» **AIM OF THE TASK**
Select the lines of the records containing the word "даты" and list them.

───── SUPPLIED ENTRIES

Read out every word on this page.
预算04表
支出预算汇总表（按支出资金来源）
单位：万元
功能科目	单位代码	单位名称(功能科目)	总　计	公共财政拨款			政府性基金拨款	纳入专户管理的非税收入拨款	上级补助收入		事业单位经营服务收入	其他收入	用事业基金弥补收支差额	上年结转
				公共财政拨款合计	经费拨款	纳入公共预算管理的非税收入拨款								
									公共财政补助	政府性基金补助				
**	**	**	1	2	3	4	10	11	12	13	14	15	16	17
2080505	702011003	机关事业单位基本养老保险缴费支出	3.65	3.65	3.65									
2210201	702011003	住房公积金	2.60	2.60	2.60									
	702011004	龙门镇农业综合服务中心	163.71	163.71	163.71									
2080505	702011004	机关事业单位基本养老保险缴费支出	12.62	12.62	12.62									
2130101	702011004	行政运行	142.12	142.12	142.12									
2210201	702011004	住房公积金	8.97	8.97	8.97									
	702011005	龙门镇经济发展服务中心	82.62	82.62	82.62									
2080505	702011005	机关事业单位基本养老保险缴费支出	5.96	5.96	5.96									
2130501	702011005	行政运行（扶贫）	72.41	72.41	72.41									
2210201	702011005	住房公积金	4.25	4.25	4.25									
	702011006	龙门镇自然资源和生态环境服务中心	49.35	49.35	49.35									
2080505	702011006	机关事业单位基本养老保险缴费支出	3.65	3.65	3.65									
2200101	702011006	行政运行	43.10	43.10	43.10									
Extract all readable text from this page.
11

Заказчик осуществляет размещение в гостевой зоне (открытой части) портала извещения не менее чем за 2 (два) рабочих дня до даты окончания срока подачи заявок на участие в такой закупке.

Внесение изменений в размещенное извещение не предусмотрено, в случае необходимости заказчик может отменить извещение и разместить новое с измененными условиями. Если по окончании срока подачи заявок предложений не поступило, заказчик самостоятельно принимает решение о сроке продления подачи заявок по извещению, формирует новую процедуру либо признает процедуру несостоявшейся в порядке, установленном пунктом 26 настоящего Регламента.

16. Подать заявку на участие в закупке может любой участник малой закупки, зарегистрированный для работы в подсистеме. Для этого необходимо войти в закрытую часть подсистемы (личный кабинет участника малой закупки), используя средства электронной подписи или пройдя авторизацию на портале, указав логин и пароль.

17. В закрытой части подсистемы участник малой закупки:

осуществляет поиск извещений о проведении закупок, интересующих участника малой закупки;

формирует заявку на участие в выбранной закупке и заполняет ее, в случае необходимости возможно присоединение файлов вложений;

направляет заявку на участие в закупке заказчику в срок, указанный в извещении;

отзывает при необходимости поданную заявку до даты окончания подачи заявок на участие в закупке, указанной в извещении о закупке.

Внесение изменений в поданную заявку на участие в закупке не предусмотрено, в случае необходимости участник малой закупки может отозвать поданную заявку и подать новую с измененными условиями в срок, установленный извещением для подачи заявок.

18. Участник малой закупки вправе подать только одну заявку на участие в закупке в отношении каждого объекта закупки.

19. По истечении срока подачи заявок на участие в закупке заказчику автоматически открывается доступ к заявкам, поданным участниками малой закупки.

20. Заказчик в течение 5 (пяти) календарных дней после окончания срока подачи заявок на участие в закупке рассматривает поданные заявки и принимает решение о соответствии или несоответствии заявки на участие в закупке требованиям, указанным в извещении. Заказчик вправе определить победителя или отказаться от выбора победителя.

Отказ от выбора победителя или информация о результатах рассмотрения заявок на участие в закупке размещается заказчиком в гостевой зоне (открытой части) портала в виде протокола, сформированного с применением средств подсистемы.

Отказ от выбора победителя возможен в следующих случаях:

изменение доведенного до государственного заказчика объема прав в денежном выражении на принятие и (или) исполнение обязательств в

──────────

» **COMPLETED EXERCISE**
Заказчик осуществляет размещение в гостевой зоне (открытой части) портала извещения не менее чем за 2 (два) рабочих дня до даты окончания срока подачи заявок на участие в такой закупке.
отзывает при необходимости поданную заявку до даты окончания подачи заявок на участие в закупке, указанной в извещении о закупке.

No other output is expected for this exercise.